GIVEN EXERCISE »
Report the number of lines containing "JSON", with no other words.

- - - - -

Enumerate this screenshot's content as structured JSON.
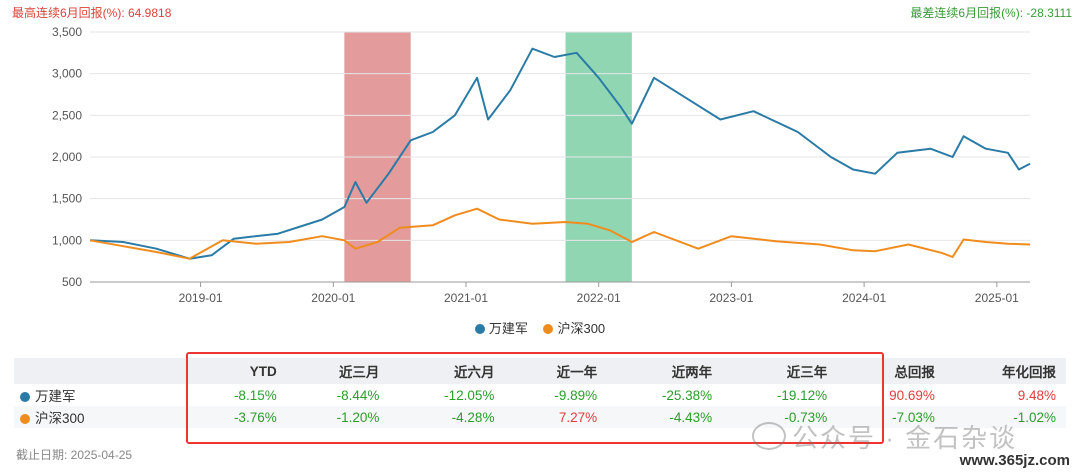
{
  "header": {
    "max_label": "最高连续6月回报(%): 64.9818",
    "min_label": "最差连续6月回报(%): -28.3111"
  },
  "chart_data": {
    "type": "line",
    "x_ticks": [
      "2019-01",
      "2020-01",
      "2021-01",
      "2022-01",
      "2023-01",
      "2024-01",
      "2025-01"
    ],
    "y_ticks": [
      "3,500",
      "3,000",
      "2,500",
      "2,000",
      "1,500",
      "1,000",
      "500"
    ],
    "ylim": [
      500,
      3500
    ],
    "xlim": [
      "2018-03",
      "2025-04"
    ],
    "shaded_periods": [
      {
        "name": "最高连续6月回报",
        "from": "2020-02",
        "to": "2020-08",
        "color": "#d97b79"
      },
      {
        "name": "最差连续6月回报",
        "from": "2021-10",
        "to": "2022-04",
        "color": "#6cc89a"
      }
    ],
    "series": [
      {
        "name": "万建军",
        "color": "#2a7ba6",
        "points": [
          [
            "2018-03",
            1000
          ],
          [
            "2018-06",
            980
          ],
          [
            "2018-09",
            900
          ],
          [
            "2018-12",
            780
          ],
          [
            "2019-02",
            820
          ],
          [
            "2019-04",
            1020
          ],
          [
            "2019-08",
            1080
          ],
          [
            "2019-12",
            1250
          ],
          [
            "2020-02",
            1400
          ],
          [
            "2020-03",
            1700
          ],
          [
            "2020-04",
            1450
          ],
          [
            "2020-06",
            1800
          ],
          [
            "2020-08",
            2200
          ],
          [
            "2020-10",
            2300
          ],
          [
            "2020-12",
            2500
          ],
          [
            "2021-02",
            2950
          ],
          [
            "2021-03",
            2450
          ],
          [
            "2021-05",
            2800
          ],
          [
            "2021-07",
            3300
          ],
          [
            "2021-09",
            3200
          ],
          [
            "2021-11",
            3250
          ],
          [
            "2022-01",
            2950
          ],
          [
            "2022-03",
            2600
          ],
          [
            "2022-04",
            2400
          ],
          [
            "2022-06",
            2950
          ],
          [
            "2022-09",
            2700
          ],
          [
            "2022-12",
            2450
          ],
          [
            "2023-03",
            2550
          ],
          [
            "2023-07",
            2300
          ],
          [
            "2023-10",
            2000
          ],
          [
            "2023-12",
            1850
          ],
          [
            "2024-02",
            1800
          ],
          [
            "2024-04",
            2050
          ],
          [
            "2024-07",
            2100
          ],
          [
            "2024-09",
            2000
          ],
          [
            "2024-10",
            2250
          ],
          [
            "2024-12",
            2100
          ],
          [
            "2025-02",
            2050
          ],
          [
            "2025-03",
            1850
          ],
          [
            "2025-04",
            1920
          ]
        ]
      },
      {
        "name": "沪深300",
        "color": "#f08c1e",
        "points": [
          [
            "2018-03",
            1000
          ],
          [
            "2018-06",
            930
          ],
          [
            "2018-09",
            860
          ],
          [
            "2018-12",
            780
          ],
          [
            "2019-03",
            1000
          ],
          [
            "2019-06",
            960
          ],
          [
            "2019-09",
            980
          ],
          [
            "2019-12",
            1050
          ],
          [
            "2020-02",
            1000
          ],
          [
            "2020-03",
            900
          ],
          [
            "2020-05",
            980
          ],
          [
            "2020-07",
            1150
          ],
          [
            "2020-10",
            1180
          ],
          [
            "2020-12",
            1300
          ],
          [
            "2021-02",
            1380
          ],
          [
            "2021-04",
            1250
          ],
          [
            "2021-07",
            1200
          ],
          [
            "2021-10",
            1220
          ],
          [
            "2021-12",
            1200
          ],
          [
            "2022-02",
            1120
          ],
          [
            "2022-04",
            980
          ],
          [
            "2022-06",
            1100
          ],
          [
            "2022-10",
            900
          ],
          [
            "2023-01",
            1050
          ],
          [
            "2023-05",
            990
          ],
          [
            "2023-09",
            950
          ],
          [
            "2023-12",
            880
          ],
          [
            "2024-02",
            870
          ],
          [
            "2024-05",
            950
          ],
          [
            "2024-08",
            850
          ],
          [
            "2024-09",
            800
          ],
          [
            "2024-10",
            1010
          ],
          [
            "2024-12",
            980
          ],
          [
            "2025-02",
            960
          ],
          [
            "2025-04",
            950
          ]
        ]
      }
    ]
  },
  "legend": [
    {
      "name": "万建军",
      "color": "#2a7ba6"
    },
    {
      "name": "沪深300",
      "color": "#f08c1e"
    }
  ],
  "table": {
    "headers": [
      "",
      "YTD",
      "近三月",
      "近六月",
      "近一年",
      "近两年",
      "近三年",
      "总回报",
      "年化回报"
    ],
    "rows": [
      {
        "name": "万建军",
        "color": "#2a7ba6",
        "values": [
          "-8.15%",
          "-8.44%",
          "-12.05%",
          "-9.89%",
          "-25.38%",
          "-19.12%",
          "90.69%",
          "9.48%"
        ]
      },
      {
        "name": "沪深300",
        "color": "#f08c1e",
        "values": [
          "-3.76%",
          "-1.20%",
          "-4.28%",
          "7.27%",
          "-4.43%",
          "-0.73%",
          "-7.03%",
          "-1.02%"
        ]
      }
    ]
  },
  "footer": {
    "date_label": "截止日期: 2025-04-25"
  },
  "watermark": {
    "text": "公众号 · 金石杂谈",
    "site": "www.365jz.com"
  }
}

- - - - -

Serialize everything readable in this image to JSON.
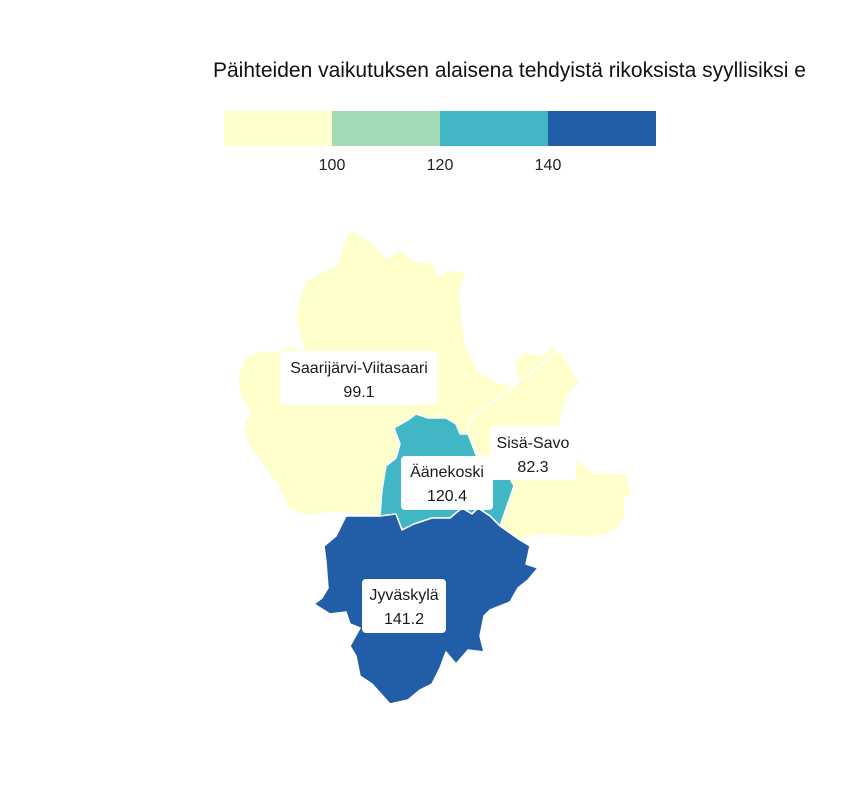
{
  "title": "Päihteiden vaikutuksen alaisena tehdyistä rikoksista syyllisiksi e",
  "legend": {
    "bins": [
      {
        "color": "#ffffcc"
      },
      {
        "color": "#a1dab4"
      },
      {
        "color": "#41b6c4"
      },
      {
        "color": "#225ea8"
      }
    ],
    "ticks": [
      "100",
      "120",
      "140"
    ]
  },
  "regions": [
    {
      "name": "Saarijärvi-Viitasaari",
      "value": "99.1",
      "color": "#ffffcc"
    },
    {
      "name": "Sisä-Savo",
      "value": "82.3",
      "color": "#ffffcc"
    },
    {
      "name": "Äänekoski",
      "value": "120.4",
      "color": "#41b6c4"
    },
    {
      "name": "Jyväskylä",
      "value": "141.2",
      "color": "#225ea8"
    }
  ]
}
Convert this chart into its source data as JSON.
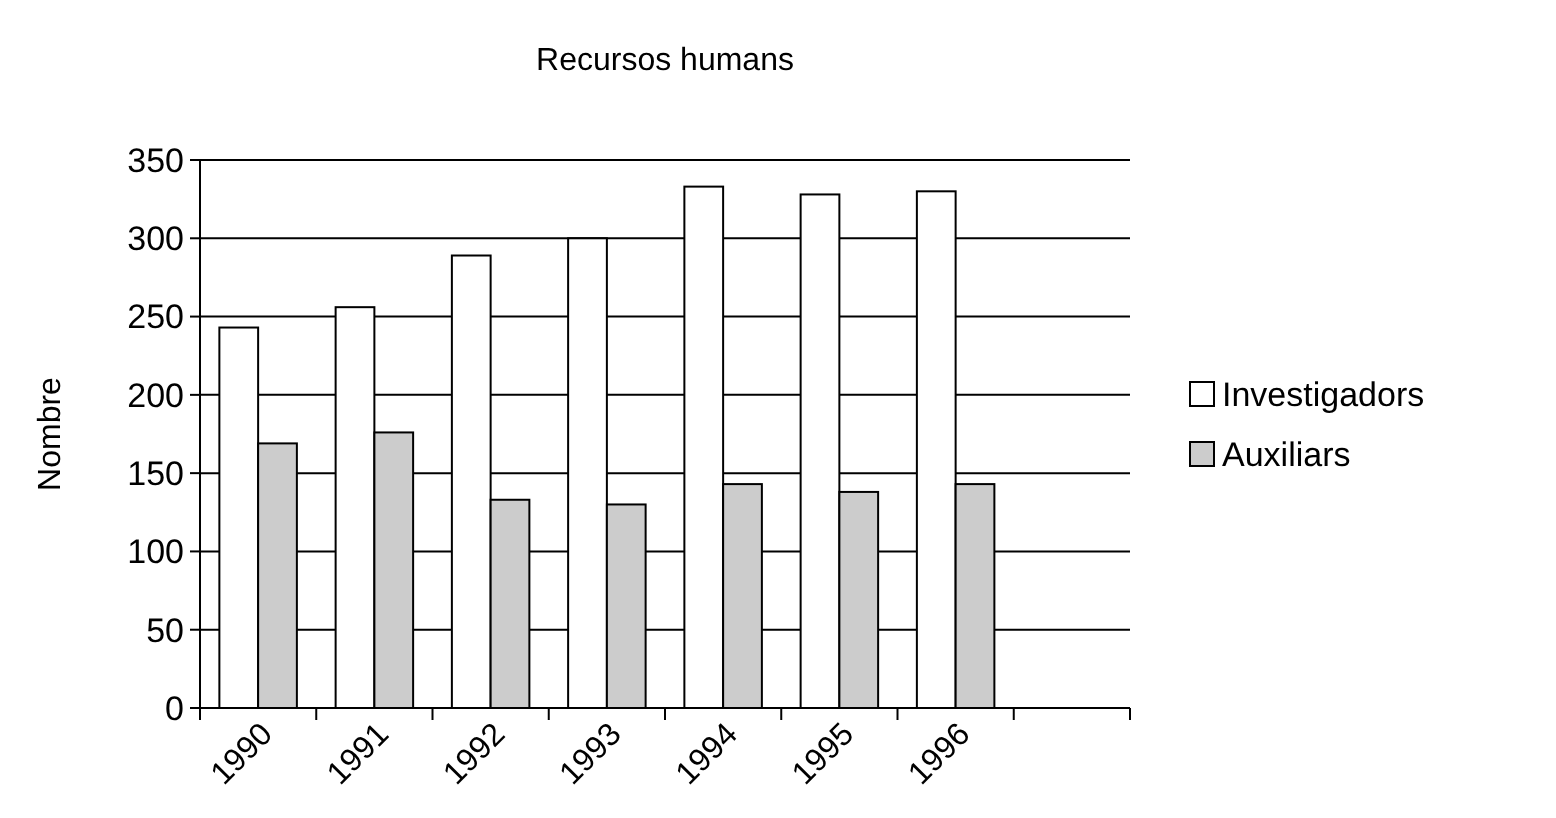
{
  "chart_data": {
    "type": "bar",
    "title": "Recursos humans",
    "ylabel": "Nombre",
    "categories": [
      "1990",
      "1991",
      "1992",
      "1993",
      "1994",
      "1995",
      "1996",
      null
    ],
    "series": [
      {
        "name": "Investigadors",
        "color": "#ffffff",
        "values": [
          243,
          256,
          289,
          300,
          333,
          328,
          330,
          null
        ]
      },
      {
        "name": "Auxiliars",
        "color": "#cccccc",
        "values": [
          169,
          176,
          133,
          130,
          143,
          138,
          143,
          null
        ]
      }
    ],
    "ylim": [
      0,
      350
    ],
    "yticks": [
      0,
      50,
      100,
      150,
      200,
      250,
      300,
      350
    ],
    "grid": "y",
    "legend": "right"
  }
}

- - - - -

WRITTEN ANSWER »
3